Stated task :: Each line that holds the word "score" should be returned.

------ Data entries ------

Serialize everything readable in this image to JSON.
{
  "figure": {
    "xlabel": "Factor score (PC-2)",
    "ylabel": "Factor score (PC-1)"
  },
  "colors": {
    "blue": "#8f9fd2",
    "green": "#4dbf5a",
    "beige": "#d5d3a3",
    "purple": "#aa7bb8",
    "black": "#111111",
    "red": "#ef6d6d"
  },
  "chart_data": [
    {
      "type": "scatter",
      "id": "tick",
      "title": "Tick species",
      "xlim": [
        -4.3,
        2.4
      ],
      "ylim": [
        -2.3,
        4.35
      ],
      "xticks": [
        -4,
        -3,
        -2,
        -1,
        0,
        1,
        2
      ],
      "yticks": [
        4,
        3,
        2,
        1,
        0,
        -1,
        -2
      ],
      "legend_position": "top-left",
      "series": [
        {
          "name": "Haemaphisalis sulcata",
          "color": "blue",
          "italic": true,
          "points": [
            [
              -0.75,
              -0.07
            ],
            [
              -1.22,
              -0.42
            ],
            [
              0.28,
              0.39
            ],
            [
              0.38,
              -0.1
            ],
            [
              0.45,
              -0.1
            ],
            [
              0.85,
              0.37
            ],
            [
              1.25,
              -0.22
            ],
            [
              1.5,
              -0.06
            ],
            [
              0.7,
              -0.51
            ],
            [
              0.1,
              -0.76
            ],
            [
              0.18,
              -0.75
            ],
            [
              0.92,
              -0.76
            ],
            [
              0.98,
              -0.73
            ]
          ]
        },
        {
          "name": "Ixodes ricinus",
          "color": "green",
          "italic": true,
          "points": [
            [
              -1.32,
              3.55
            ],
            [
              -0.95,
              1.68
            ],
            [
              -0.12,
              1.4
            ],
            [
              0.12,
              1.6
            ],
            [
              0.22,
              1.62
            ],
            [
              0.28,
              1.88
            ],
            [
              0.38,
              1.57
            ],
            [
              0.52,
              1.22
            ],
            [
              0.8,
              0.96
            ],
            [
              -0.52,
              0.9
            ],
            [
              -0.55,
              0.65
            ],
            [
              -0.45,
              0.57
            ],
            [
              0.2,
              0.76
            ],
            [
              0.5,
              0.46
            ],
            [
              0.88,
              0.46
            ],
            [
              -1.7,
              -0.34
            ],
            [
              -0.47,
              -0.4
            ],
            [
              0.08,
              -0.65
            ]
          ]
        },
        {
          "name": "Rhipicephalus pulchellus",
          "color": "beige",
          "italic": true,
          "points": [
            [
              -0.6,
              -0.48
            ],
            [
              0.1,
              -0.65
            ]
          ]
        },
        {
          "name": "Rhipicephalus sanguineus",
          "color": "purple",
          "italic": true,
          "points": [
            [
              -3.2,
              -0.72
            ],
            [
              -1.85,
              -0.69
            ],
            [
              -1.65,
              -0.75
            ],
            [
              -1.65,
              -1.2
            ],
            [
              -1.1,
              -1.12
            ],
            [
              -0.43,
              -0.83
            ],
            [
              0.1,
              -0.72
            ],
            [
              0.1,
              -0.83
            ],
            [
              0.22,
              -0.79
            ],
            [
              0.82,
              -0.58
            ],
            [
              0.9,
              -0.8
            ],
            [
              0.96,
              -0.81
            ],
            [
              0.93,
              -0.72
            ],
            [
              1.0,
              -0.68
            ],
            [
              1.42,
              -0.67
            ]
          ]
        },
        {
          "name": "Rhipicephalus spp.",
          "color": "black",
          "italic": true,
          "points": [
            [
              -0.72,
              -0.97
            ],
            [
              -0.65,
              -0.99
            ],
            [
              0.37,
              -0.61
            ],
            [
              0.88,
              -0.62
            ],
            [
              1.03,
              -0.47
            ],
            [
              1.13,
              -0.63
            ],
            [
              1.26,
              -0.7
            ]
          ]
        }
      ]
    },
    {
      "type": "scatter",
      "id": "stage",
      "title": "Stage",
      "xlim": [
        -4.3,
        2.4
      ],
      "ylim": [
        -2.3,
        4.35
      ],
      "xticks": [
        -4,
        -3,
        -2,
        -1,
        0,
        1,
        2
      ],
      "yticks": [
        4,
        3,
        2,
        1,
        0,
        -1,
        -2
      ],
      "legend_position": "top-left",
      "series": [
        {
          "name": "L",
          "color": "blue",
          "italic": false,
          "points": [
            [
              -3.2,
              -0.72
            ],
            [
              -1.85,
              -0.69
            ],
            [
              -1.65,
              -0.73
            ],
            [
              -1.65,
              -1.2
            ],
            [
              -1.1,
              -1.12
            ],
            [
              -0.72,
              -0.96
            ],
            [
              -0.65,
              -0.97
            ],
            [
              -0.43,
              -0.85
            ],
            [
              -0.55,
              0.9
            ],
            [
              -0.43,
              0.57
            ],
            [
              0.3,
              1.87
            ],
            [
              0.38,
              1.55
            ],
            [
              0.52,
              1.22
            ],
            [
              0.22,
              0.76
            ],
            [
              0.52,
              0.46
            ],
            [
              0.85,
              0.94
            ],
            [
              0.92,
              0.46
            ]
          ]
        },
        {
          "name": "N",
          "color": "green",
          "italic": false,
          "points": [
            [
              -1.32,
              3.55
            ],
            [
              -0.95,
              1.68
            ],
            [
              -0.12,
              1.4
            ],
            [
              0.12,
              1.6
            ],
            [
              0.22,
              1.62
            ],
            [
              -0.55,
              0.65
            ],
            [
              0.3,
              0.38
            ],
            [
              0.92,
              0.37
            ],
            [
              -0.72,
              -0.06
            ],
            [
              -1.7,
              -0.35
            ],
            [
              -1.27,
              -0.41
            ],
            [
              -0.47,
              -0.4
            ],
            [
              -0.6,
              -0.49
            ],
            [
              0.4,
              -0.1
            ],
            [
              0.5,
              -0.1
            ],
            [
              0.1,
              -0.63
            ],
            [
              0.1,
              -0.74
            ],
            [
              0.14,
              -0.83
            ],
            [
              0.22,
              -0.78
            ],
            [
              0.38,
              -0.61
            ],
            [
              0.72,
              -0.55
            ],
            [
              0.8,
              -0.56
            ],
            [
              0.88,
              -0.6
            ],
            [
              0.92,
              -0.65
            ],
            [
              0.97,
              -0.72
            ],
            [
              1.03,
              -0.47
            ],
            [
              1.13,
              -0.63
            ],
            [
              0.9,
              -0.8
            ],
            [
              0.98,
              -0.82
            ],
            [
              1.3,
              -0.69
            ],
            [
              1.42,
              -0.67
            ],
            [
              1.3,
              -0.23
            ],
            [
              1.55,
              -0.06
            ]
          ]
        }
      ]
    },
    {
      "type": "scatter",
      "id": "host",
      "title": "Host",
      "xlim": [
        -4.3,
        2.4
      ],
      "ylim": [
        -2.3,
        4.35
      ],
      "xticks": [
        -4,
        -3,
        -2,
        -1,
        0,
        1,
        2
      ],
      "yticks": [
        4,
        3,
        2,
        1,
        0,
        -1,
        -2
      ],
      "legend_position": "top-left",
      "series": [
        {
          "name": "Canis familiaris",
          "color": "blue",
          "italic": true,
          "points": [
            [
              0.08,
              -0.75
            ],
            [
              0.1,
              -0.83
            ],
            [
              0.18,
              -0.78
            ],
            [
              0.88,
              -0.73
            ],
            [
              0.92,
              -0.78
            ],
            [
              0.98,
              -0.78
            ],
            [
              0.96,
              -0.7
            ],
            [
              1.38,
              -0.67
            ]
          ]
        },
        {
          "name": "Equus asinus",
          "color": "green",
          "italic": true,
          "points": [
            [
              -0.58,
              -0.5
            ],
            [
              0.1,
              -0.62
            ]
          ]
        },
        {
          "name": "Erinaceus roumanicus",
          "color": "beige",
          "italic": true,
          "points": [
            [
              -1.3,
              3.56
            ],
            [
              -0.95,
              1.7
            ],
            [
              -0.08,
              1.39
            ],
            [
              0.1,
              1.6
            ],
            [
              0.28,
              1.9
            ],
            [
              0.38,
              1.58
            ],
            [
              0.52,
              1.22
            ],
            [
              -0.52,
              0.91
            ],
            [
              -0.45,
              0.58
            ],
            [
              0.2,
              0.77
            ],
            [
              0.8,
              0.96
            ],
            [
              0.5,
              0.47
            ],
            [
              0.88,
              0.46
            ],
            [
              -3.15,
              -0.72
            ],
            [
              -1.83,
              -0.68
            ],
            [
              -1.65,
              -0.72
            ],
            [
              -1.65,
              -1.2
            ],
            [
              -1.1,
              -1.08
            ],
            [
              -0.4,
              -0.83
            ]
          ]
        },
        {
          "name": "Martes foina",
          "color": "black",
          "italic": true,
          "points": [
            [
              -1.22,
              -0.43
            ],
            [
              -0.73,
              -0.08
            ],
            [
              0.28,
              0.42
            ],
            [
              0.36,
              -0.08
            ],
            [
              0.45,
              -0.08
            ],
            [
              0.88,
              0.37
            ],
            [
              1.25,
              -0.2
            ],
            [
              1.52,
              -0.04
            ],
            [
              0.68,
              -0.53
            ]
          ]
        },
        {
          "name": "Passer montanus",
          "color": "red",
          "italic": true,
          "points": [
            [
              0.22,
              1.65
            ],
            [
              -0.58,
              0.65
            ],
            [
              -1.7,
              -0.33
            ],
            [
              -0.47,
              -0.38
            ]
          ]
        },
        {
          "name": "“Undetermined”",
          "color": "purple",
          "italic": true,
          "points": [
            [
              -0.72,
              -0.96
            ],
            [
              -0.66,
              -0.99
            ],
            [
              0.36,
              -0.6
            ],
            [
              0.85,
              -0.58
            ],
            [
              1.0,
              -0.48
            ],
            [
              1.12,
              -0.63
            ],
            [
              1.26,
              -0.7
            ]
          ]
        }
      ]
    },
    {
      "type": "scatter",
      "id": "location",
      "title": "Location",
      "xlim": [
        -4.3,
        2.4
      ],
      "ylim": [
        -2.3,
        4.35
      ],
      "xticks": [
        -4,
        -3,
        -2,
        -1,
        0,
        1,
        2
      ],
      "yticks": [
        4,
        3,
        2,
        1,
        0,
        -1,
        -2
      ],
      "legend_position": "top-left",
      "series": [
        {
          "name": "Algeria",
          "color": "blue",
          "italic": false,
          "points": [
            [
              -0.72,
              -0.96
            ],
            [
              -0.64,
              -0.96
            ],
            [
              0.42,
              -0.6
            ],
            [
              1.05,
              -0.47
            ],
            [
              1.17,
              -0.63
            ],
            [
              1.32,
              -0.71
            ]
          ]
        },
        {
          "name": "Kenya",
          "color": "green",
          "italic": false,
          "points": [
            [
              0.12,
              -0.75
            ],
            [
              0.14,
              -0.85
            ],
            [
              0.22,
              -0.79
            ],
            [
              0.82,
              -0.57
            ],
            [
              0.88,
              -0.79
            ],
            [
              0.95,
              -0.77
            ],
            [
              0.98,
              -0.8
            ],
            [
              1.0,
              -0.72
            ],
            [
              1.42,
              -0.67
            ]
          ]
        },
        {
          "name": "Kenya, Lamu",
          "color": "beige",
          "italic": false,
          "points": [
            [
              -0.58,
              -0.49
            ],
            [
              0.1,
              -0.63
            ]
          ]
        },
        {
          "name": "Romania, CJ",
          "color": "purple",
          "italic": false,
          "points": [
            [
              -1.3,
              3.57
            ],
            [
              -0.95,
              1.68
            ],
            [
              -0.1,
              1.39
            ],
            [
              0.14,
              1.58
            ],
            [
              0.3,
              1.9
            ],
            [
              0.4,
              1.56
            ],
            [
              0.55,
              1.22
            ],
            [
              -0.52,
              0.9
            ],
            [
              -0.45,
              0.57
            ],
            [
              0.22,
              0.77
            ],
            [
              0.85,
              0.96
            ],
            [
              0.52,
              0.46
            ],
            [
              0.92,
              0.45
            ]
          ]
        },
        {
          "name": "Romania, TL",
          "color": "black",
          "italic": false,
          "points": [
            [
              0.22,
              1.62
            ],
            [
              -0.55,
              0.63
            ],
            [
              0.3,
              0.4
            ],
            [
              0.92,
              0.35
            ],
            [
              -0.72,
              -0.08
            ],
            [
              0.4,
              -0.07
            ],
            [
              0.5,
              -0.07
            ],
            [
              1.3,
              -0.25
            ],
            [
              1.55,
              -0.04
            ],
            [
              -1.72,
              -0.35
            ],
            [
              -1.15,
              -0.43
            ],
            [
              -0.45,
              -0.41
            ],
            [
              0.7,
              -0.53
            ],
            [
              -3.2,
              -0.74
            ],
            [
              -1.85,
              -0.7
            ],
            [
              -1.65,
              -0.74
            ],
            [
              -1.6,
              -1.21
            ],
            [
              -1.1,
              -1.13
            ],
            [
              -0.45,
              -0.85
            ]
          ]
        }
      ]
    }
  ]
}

------

Exercise response ::
    "xlabel": "Factor score (PC-2)",
    "ylabel": "Factor score (PC-1)"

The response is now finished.